### What to work on
The records underneath are to be repeated exactly, with the pictures left out.

### Data provided
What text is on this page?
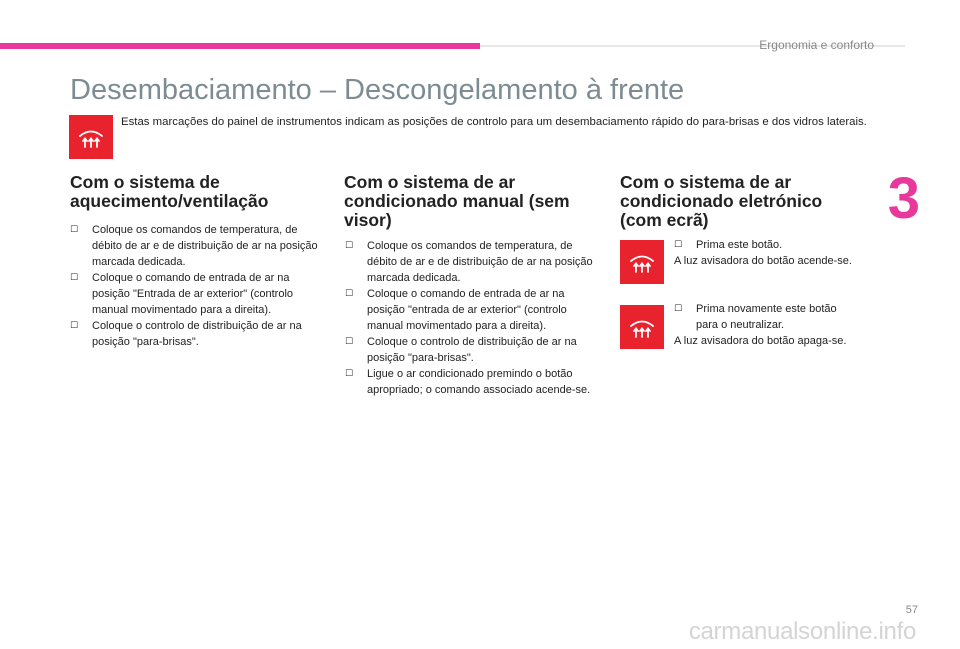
Ergonomia e conforto
3
Desembaciamento – Descongelamento à frente

Estas marcações do painel de instrumentos indicam as posições de controlo para um desembaciamento rápido do para-brisas e dos vidros laterais.

Com o sistema de aquecimento/ventilação
☐ Coloque os comandos de temperatura, de débito de ar e de distribuição de ar na posição marcada dedicada.
☐ Coloque o comando de entrada de ar na posição "Entrada de ar exterior" (controlo manual movimentado para a direita).
☐ Coloque o controlo de distribuição de ar na posição "para-brisas".
Com o sistema de ar condicionado manual (sem visor)
☐ Coloque os comandos de temperatura, de débito de ar e de distribuição de ar na posição marcada dedicada.
☐ Coloque o comando de entrada de ar na posição "entrada de ar exterior" (controlo manual movimentado para a direita).
☐ Coloque o controlo de distribuição de ar na posição "para-brisas".
☐ Ligue o ar condicionado premindo o botão apropriado; o comando associado acende-se.
Com o sistema de ar condicionado eletrónico (com ecrã)
☐ Prima este botão.
A luz avisadora do botão acende-se.
☐ Prima novamente este botão para o neutralizar.
A luz avisadora do botão apaga-se.
57
carmanualsonline.info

### Full solution
What text is on this page?
Ergonomia e conforto
3
Desembaciamento – Descongelamento à frente

Estas marcações do painel de instrumentos indicam as posições de controlo para um desembaciamento rápido do para-brisas e dos vidros laterais.

Com o sistema de aquecimento/ventilação
☐ Coloque os comandos de temperatura, de débito de ar e de distribuição de ar na posição marcada dedicada.
☐ Coloque o comando de entrada de ar na posição "Entrada de ar exterior" (controlo manual movimentado para a direita).
☐ Coloque o controlo de distribuição de ar na posição "para-brisas".
Com o sistema de ar condicionado manual (sem visor)
☐ Coloque os comandos de temperatura, de débito de ar e de distribuição de ar na posição marcada dedicada.
☐ Coloque o comando de entrada de ar na posição "entrada de ar exterior" (controlo manual movimentado para a direita).
☐ Coloque o controlo de distribuição de ar na posição "para-brisas".
☐ Ligue o ar condicionado premindo o botão apropriado; o comando associado acende-se.
Com o sistema de ar condicionado eletrónico (com ecrã)
☐ Prima este botão.
A luz avisadora do botão acende-se.
☐ Prima novamente este botão para o neutralizar.
A luz avisadora do botão apaga-se.
57
carmanualsonline.info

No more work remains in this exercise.